**Stated problem**
Return all of the entries word for word, but omit the pictures they contain.

Stored data:

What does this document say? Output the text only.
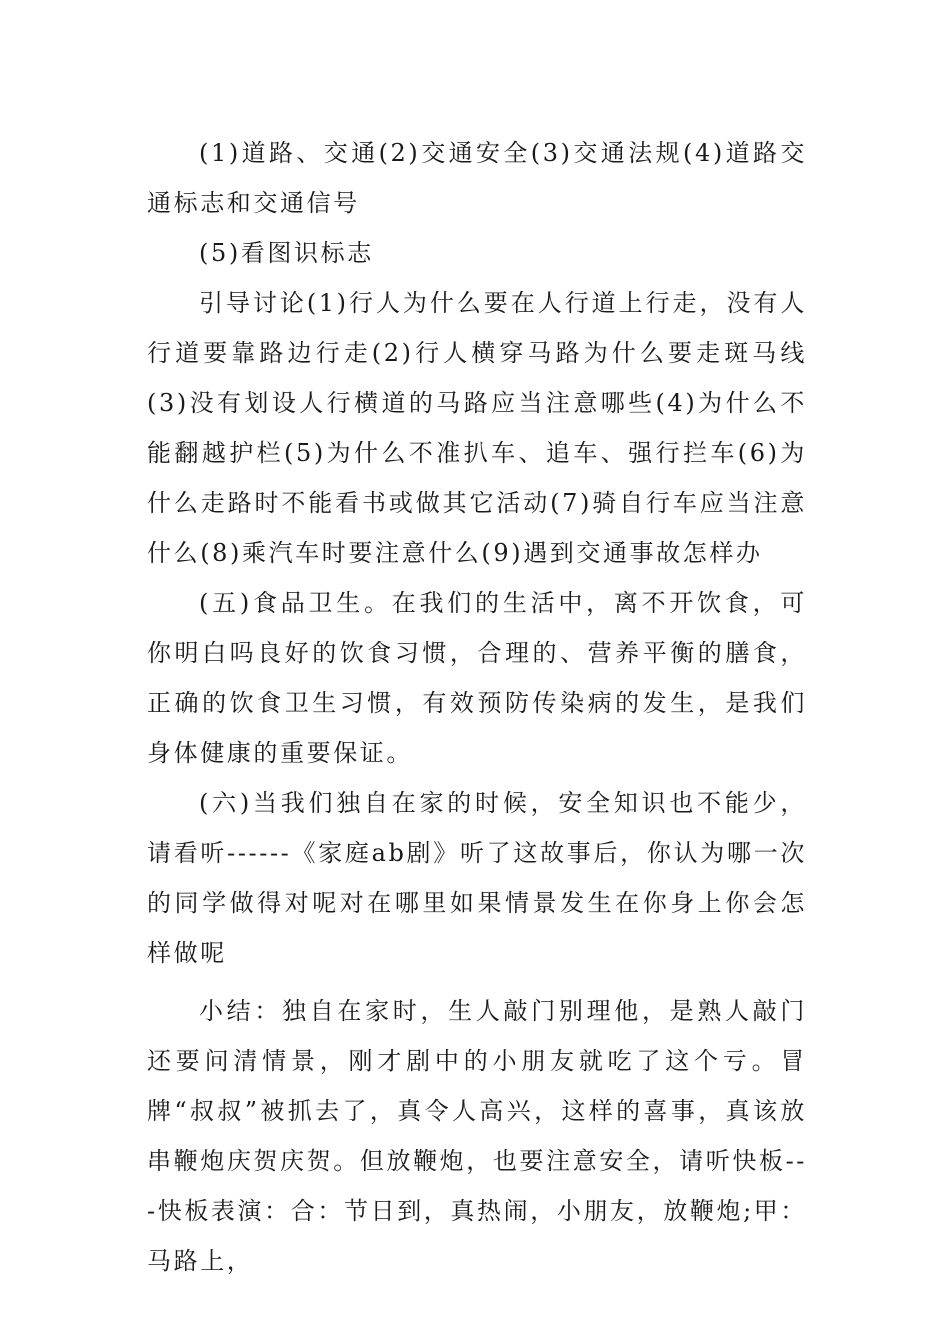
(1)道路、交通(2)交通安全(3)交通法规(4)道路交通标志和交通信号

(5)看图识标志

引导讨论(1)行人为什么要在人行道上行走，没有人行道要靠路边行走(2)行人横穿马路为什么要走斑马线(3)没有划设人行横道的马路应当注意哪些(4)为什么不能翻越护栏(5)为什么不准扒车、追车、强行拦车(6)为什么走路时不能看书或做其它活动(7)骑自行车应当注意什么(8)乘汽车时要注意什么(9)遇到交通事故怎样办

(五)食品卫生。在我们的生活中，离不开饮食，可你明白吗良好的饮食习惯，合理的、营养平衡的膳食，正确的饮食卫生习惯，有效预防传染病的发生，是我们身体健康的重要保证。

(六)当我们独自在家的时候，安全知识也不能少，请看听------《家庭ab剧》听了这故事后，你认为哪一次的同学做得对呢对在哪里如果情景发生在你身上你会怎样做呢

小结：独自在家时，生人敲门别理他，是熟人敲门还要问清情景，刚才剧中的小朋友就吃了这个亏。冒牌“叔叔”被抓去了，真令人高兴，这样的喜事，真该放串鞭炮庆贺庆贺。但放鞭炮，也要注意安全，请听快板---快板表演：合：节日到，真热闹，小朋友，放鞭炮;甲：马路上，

**Reply**
What does this document say? Output the text only.
(1)道路、交通(2)交通安全(3)交通法规(4)道路交通标志和交通信号

(5)看图识标志

引导讨论(1)行人为什么要在人行道上行走，没有人行道要靠路边行走(2)行人横穿马路为什么要走斑马线(3)没有划设人行横道的马路应当注意哪些(4)为什么不能翻越护栏(5)为什么不准扒车、追车、强行拦车(6)为什么走路时不能看书或做其它活动(7)骑自行车应当注意什么(8)乘汽车时要注意什么(9)遇到交通事故怎样办

(五)食品卫生。在我们的生活中，离不开饮食，可你明白吗良好的饮食习惯，合理的、营养平衡的膳食，正确的饮食卫生习惯，有效预防传染病的发生，是我们身体健康的重要保证。

(六)当我们独自在家的时候，安全知识也不能少，请看听------《家庭ab剧》听了这故事后，你认为哪一次的同学做得对呢对在哪里如果情景发生在你身上你会怎样做呢

小结：独自在家时，生人敲门别理他，是熟人敲门还要问清情景，刚才剧中的小朋友就吃了这个亏。冒牌“叔叔”被抓去了，真令人高兴，这样的喜事，真该放串鞭炮庆贺庆贺。但放鞭炮，也要注意安全，请听快板---快板表演：合：节日到，真热闹，小朋友，放鞭炮;甲：马路上，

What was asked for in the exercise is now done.